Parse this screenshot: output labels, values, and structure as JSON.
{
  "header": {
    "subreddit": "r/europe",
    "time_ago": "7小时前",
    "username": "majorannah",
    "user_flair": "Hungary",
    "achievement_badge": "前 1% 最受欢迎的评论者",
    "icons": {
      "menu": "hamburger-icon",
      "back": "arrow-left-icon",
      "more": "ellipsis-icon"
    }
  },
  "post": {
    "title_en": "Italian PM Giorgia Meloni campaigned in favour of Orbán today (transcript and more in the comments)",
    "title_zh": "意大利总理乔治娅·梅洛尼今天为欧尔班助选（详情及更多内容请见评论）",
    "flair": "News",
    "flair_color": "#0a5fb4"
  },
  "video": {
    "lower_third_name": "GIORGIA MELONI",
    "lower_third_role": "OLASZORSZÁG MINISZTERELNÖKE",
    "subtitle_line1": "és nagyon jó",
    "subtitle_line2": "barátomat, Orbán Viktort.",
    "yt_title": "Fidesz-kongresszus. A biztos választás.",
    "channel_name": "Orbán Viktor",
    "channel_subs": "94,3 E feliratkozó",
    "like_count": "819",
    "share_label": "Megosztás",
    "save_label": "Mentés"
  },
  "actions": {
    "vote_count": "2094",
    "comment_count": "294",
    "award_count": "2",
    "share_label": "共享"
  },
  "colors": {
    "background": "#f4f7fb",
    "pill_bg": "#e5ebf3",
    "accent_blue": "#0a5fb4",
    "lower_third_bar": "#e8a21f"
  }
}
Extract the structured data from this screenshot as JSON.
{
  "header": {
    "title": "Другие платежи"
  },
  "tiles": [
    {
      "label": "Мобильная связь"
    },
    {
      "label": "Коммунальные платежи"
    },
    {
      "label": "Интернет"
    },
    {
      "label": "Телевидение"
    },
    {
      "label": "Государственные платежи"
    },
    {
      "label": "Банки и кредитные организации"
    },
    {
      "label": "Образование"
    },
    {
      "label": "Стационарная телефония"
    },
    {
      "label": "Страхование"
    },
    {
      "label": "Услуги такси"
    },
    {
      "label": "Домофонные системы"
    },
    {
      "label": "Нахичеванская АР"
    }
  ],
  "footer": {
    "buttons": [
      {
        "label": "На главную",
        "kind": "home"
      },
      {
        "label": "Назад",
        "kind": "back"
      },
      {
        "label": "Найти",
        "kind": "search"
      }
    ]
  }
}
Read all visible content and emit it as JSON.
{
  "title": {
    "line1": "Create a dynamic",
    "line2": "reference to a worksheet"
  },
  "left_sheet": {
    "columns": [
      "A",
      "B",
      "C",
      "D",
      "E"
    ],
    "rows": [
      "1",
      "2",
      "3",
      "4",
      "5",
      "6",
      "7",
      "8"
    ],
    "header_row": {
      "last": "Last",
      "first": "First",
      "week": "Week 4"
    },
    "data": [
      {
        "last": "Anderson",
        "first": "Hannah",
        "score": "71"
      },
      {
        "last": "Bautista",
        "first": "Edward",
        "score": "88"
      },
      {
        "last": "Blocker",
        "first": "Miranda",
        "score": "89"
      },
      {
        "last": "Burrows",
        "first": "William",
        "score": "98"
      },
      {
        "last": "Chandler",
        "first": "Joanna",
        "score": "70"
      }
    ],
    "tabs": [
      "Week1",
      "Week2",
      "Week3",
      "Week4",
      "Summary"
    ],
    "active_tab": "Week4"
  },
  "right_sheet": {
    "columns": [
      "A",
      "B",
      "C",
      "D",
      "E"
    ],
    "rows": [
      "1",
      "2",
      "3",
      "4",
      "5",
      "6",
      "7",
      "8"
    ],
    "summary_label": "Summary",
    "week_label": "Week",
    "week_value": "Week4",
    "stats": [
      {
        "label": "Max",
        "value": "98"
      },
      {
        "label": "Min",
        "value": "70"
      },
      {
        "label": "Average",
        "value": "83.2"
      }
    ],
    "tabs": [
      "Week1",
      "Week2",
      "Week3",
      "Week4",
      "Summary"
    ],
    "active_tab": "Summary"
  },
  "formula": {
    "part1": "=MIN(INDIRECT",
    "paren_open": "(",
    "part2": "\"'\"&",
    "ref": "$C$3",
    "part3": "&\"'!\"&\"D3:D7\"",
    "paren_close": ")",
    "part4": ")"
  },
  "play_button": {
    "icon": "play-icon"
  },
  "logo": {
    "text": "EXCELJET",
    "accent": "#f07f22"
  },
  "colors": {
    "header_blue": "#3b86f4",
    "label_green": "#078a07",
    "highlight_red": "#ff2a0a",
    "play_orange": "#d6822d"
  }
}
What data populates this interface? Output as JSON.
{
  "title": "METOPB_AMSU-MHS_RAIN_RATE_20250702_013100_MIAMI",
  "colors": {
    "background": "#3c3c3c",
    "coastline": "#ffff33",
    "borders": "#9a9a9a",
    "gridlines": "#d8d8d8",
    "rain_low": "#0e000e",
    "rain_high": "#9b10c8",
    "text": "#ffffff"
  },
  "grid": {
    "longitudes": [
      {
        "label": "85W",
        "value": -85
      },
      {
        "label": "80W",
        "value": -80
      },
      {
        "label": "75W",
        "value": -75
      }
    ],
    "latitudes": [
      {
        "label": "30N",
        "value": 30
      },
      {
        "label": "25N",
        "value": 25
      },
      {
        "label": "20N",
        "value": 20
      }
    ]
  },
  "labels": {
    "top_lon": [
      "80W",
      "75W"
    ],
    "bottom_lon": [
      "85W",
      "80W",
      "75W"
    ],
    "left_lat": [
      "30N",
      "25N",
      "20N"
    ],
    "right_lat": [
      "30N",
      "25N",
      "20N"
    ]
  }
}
◆ ◆ ◆ ◆
EXERCISE DETAILS:
Exactly reproduce all of the entries above.

THE REPLY:
Parse this screenshot: output labels, values, and structure as JSON.
{
  "header": {
    "subreddit": "r/europe",
    "time_ago": "7小时前",
    "username": "majorannah",
    "user_flair": "Hungary",
    "achievement_badge": "前 1% 最受欢迎的评论者",
    "icons": {
      "menu": "hamburger-icon",
      "back": "arrow-left-icon",
      "more": "ellipsis-icon"
    }
  },
  "post": {
    "title_en": "Italian PM Giorgia Meloni campaigned in favour of Orbán today (transcript and more in the comments)",
    "title_zh": "意大利总理乔治娅·梅洛尼今天为欧尔班助选（详情及更多内容请见评论）",
    "flair": "News",
    "flair_color": "#0a5fb4"
  },
  "video": {
    "lower_third_name": "GIORGIA MELONI",
    "lower_third_role": "OLASZORSZÁG MINISZTERELNÖKE",
    "subtitle_line1": "és nagyon jó",
    "subtitle_line2": "barátomat, Orbán Viktort.",
    "yt_title": "Fidesz-kongresszus. A biztos választás.",
    "channel_name": "Orbán Viktor",
    "channel_subs": "94,3 E feliratkozó",
    "like_count": "819",
    "share_label": "Megosztás",
    "save_label": "Mentés"
  },
  "actions": {
    "vote_count": "2094",
    "comment_count": "294",
    "award_count": "2",
    "share_label": "共享"
  },
  "colors": {
    "background": "#f4f7fb",
    "pill_bg": "#e5ebf3",
    "accent_blue": "#0a5fb4",
    "lower_third_bar": "#e8a21f"
  }
}
Extract the structured data from this screenshot as JSON.
{
  "header": {
    "title": "Другие платежи"
  },
  "tiles": [
    {
      "label": "Мобильная связь"
    },
    {
      "label": "Коммунальные платежи"
    },
    {
      "label": "Интернет"
    },
    {
      "label": "Телевидение"
    },
    {
      "label": "Государственные платежи"
    },
    {
      "label": "Банки и кредитные организации"
    },
    {
      "label": "Образование"
    },
    {
      "label": "Стационарная телефония"
    },
    {
      "label": "Страхование"
    },
    {
      "label": "Услуги такси"
    },
    {
      "label": "Домофонные системы"
    },
    {
      "label": "Нахичеванская АР"
    }
  ],
  "footer": {
    "buttons": [
      {
        "label": "На главную",
        "kind": "home"
      },
      {
        "label": "Назад",
        "kind": "back"
      },
      {
        "label": "Найти",
        "kind": "search"
      }
    ]
  }
}
Read all visible content and emit it as JSON.
{
  "title": {
    "line1": "Create a dynamic",
    "line2": "reference to a worksheet"
  },
  "left_sheet": {
    "columns": [
      "A",
      "B",
      "C",
      "D",
      "E"
    ],
    "rows": [
      "1",
      "2",
      "3",
      "4",
      "5",
      "6",
      "7",
      "8"
    ],
    "header_row": {
      "last": "Last",
      "first": "First",
      "week": "Week 4"
    },
    "data": [
      {
        "last": "Anderson",
        "first": "Hannah",
        "score": "71"
      },
      {
        "last": "Bautista",
        "first": "Edward",
        "score": "88"
      },
      {
        "last": "Blocker",
        "first": "Miranda",
        "score": "89"
      },
      {
        "last": "Burrows",
        "first": "William",
        "score": "98"
      },
      {
        "last": "Chandler",
        "first": "Joanna",
        "score": "70"
      }
    ],
    "tabs": [
      "Week1",
      "Week2",
      "Week3",
      "Week4",
      "Summary"
    ],
    "active_tab": "Week4"
  },
  "right_sheet": {
    "columns": [
      "A",
      "B",
      "C",
      "D",
      "E"
    ],
    "rows": [
      "1",
      "2",
      "3",
      "4",
      "5",
      "6",
      "7",
      "8"
    ],
    "summary_label": "Summary",
    "week_label": "Week",
    "week_value": "Week4",
    "stats": [
      {
        "label": "Max",
        "value": "98"
      },
      {
        "label": "Min",
        "value": "70"
      },
      {
        "label": "Average",
        "value": "83.2"
      }
    ],
    "tabs": [
      "Week1",
      "Week2",
      "Week3",
      "Week4",
      "Summary"
    ],
    "active_tab": "Summary"
  },
  "formula": {
    "part1": "=MIN(INDIRECT",
    "paren_open": "(",
    "part2": "\"'\"&",
    "ref": "$C$3",
    "part3": "&\"'!\"&\"D3:D7\"",
    "paren_close": ")",
    "part4": ")"
  },
  "play_button": {
    "icon": "play-icon"
  },
  "logo": {
    "text": "EXCELJET",
    "accent": "#f07f22"
  },
  "colors": {
    "header_blue": "#3b86f4",
    "label_green": "#078a07",
    "highlight_red": "#ff2a0a",
    "play_orange": "#d6822d"
  }
}
What data populates this interface? Output as JSON.
{
  "title": "METOPB_AMSU-MHS_RAIN_RATE_20250702_013100_MIAMI",
  "colors": {
    "background": "#3c3c3c",
    "coastline": "#ffff33",
    "borders": "#9a9a9a",
    "gridlines": "#d8d8d8",
    "rain_low": "#0e000e",
    "rain_high": "#9b10c8",
    "text": "#ffffff"
  },
  "grid": {
    "longitudes": [
      {
        "label": "85W",
        "value": -85
      },
      {
        "label": "80W",
        "value": -80
      },
      {
        "label": "75W",
        "value": -75
      }
    ],
    "latitudes": [
      {
        "label": "30N",
        "value": 30
      },
      {
        "label": "25N",
        "value": 25
      },
      {
        "label": "20N",
        "value": 20
      }
    ]
  },
  "labels": {
    "top_lon": [
      "80W",
      "75W"
    ],
    "bottom_lon": [
      "85W",
      "80W",
      "75W"
    ],
    "left_lat": [
      "30N",
      "25N",
      "20N"
    ],
    "right_lat": [
      "30N",
      "25N",
      "20N"
    ]
  }
}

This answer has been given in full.